[Dataset records]
=======
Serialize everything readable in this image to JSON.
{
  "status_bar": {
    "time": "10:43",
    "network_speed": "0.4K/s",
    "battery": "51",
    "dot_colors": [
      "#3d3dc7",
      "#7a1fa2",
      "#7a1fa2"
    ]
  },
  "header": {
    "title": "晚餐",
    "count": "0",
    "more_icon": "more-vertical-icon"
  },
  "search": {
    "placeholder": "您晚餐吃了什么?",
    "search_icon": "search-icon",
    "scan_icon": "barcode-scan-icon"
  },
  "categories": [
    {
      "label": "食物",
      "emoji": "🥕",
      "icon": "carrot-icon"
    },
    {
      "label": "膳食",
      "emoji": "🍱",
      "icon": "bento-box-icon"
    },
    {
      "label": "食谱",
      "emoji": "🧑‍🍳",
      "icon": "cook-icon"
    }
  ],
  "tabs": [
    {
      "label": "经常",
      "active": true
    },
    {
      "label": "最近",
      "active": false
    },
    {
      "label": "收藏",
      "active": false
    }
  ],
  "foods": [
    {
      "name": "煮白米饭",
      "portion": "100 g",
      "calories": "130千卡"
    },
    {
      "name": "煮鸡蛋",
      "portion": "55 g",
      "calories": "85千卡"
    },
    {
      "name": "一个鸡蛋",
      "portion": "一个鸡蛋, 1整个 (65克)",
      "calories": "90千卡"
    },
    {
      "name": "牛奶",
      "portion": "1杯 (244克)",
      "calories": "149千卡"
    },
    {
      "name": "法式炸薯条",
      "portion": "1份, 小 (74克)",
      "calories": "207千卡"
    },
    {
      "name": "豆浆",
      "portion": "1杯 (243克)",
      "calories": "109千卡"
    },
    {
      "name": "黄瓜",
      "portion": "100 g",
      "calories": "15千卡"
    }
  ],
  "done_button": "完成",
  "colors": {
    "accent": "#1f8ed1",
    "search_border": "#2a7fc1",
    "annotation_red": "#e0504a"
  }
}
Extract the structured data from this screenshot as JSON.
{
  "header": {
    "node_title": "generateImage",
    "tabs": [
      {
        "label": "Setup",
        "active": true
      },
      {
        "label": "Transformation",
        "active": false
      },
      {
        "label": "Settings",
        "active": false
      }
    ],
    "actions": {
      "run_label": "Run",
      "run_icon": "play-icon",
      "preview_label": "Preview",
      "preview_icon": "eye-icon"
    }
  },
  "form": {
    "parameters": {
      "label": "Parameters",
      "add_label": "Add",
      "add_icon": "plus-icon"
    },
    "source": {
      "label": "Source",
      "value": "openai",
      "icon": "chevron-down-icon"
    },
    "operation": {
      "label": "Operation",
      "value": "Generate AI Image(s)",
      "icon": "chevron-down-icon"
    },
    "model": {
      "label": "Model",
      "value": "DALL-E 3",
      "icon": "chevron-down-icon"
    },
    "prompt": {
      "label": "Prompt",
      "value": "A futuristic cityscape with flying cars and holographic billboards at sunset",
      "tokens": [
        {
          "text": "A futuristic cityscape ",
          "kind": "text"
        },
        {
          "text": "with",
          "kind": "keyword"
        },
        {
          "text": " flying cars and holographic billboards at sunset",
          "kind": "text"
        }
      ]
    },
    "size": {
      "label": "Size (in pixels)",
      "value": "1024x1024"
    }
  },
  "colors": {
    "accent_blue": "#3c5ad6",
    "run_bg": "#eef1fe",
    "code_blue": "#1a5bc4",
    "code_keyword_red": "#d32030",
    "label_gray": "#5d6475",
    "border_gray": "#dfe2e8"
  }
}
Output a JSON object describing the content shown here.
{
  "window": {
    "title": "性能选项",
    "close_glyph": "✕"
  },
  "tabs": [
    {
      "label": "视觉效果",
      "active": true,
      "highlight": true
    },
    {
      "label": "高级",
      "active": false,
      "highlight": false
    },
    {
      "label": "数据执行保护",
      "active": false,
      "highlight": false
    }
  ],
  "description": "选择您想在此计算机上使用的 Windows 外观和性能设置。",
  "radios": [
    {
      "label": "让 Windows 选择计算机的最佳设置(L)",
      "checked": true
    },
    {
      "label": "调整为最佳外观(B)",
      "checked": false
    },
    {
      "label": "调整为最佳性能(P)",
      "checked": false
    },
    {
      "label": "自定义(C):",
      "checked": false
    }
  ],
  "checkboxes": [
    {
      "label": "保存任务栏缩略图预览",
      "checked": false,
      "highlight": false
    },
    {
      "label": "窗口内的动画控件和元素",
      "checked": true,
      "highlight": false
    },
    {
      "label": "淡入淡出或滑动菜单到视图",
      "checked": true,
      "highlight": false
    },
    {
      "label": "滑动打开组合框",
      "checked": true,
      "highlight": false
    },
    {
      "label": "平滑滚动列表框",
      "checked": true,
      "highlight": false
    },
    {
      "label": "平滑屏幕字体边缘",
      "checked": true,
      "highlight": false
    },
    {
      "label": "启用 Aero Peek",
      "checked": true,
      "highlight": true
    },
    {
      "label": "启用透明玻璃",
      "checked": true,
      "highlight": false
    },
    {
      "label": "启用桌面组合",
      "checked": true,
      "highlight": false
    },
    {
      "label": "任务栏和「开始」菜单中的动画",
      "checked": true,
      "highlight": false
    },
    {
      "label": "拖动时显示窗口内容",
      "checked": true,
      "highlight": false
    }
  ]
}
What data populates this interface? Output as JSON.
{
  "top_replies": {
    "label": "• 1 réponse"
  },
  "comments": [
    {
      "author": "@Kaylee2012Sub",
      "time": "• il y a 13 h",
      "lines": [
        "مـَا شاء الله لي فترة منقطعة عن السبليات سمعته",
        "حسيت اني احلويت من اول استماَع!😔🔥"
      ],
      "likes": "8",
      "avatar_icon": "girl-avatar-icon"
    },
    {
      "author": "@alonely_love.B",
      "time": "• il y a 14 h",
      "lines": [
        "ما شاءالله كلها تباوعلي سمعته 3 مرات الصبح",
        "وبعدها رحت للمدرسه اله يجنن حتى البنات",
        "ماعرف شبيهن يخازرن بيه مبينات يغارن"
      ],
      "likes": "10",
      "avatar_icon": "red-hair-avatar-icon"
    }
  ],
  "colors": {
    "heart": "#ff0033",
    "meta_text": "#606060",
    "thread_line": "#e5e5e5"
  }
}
=======
PROBLEM DESCRIPTION:
Output all preceding records character for character.

ANSWER FOR THIS EXERCISE:
Serialize everything readable in this image to JSON.
{
  "status_bar": {
    "time": "10:43",
    "network_speed": "0.4K/s",
    "battery": "51",
    "dot_colors": [
      "#3d3dc7",
      "#7a1fa2",
      "#7a1fa2"
    ]
  },
  "header": {
    "title": "晚餐",
    "count": "0",
    "more_icon": "more-vertical-icon"
  },
  "search": {
    "placeholder": "您晚餐吃了什么?",
    "search_icon": "search-icon",
    "scan_icon": "barcode-scan-icon"
  },
  "categories": [
    {
      "label": "食物",
      "emoji": "🥕",
      "icon": "carrot-icon"
    },
    {
      "label": "膳食",
      "emoji": "🍱",
      "icon": "bento-box-icon"
    },
    {
      "label": "食谱",
      "emoji": "🧑‍🍳",
      "icon": "cook-icon"
    }
  ],
  "tabs": [
    {
      "label": "经常",
      "active": true
    },
    {
      "label": "最近",
      "active": false
    },
    {
      "label": "收藏",
      "active": false
    }
  ],
  "foods": [
    {
      "name": "煮白米饭",
      "portion": "100 g",
      "calories": "130千卡"
    },
    {
      "name": "煮鸡蛋",
      "portion": "55 g",
      "calories": "85千卡"
    },
    {
      "name": "一个鸡蛋",
      "portion": "一个鸡蛋, 1整个 (65克)",
      "calories": "90千卡"
    },
    {
      "name": "牛奶",
      "portion": "1杯 (244克)",
      "calories": "149千卡"
    },
    {
      "name": "法式炸薯条",
      "portion": "1份, 小 (74克)",
      "calories": "207千卡"
    },
    {
      "name": "豆浆",
      "portion": "1杯 (243克)",
      "calories": "109千卡"
    },
    {
      "name": "黄瓜",
      "portion": "100 g",
      "calories": "15千卡"
    }
  ],
  "done_button": "完成",
  "colors": {
    "accent": "#1f8ed1",
    "search_border": "#2a7fc1",
    "annotation_red": "#e0504a"
  }
}
Extract the structured data from this screenshot as JSON.
{
  "header": {
    "node_title": "generateImage",
    "tabs": [
      {
        "label": "Setup",
        "active": true
      },
      {
        "label": "Transformation",
        "active": false
      },
      {
        "label": "Settings",
        "active": false
      }
    ],
    "actions": {
      "run_label": "Run",
      "run_icon": "play-icon",
      "preview_label": "Preview",
      "preview_icon": "eye-icon"
    }
  },
  "form": {
    "parameters": {
      "label": "Parameters",
      "add_label": "Add",
      "add_icon": "plus-icon"
    },
    "source": {
      "label": "Source",
      "value": "openai",
      "icon": "chevron-down-icon"
    },
    "operation": {
      "label": "Operation",
      "value": "Generate AI Image(s)",
      "icon": "chevron-down-icon"
    },
    "model": {
      "label": "Model",
      "value": "DALL-E 3",
      "icon": "chevron-down-icon"
    },
    "prompt": {
      "label": "Prompt",
      "value": "A futuristic cityscape with flying cars and holographic billboards at sunset",
      "tokens": [
        {
          "text": "A futuristic cityscape ",
          "kind": "text"
        },
        {
          "text": "with",
          "kind": "keyword"
        },
        {
          "text": " flying cars and holographic billboards at sunset",
          "kind": "text"
        }
      ]
    },
    "size": {
      "label": "Size (in pixels)",
      "value": "1024x1024"
    }
  },
  "colors": {
    "accent_blue": "#3c5ad6",
    "run_bg": "#eef1fe",
    "code_blue": "#1a5bc4",
    "code_keyword_red": "#d32030",
    "label_gray": "#5d6475",
    "border_gray": "#dfe2e8"
  }
}
Output a JSON object describing the content shown here.
{
  "window": {
    "title": "性能选项",
    "close_glyph": "✕"
  },
  "tabs": [
    {
      "label": "视觉效果",
      "active": true,
      "highlight": true
    },
    {
      "label": "高级",
      "active": false,
      "highlight": false
    },
    {
      "label": "数据执行保护",
      "active": false,
      "highlight": false
    }
  ],
  "description": "选择您想在此计算机上使用的 Windows 外观和性能设置。",
  "radios": [
    {
      "label": "让 Windows 选择计算机的最佳设置(L)",
      "checked": true
    },
    {
      "label": "调整为最佳外观(B)",
      "checked": false
    },
    {
      "label": "调整为最佳性能(P)",
      "checked": false
    },
    {
      "label": "自定义(C):",
      "checked": false
    }
  ],
  "checkboxes": [
    {
      "label": "保存任务栏缩略图预览",
      "checked": false,
      "highlight": false
    },
    {
      "label": "窗口内的动画控件和元素",
      "checked": true,
      "highlight": false
    },
    {
      "label": "淡入淡出或滑动菜单到视图",
      "checked": true,
      "highlight": false
    },
    {
      "label": "滑动打开组合框",
      "checked": true,
      "highlight": false
    },
    {
      "label": "平滑滚动列表框",
      "checked": true,
      "highlight": false
    },
    {
      "label": "平滑屏幕字体边缘",
      "checked": true,
      "highlight": false
    },
    {
      "label": "启用 Aero Peek",
      "checked": true,
      "highlight": true
    },
    {
      "label": "启用透明玻璃",
      "checked": true,
      "highlight": false
    },
    {
      "label": "启用桌面组合",
      "checked": true,
      "highlight": false
    },
    {
      "label": "任务栏和「开始」菜单中的动画",
      "checked": true,
      "highlight": false
    },
    {
      "label": "拖动时显示窗口内容",
      "checked": true,
      "highlight": false
    }
  ]
}
What data populates this interface? Output as JSON.
{
  "top_replies": {
    "label": "• 1 réponse"
  },
  "comments": [
    {
      "author": "@Kaylee2012Sub",
      "time": "• il y a 13 h",
      "lines": [
        "مـَا شاء الله لي فترة منقطعة عن السبليات سمعته",
        "حسيت اني احلويت من اول استماَع!😔🔥"
      ],
      "likes": "8",
      "avatar_icon": "girl-avatar-icon"
    },
    {
      "author": "@alonely_love.B",
      "time": "• il y a 14 h",
      "lines": [
        "ما شاءالله كلها تباوعلي سمعته 3 مرات الصبح",
        "وبعدها رحت للمدرسه اله يجنن حتى البنات",
        "ماعرف شبيهن يخازرن بيه مبينات يغارن"
      ],
      "likes": "10",
      "avatar_icon": "red-hair-avatar-icon"
    }
  ],
  "colors": {
    "heart": "#ff0033",
    "meta_text": "#606060",
    "thread_line": "#e5e5e5"
  }
}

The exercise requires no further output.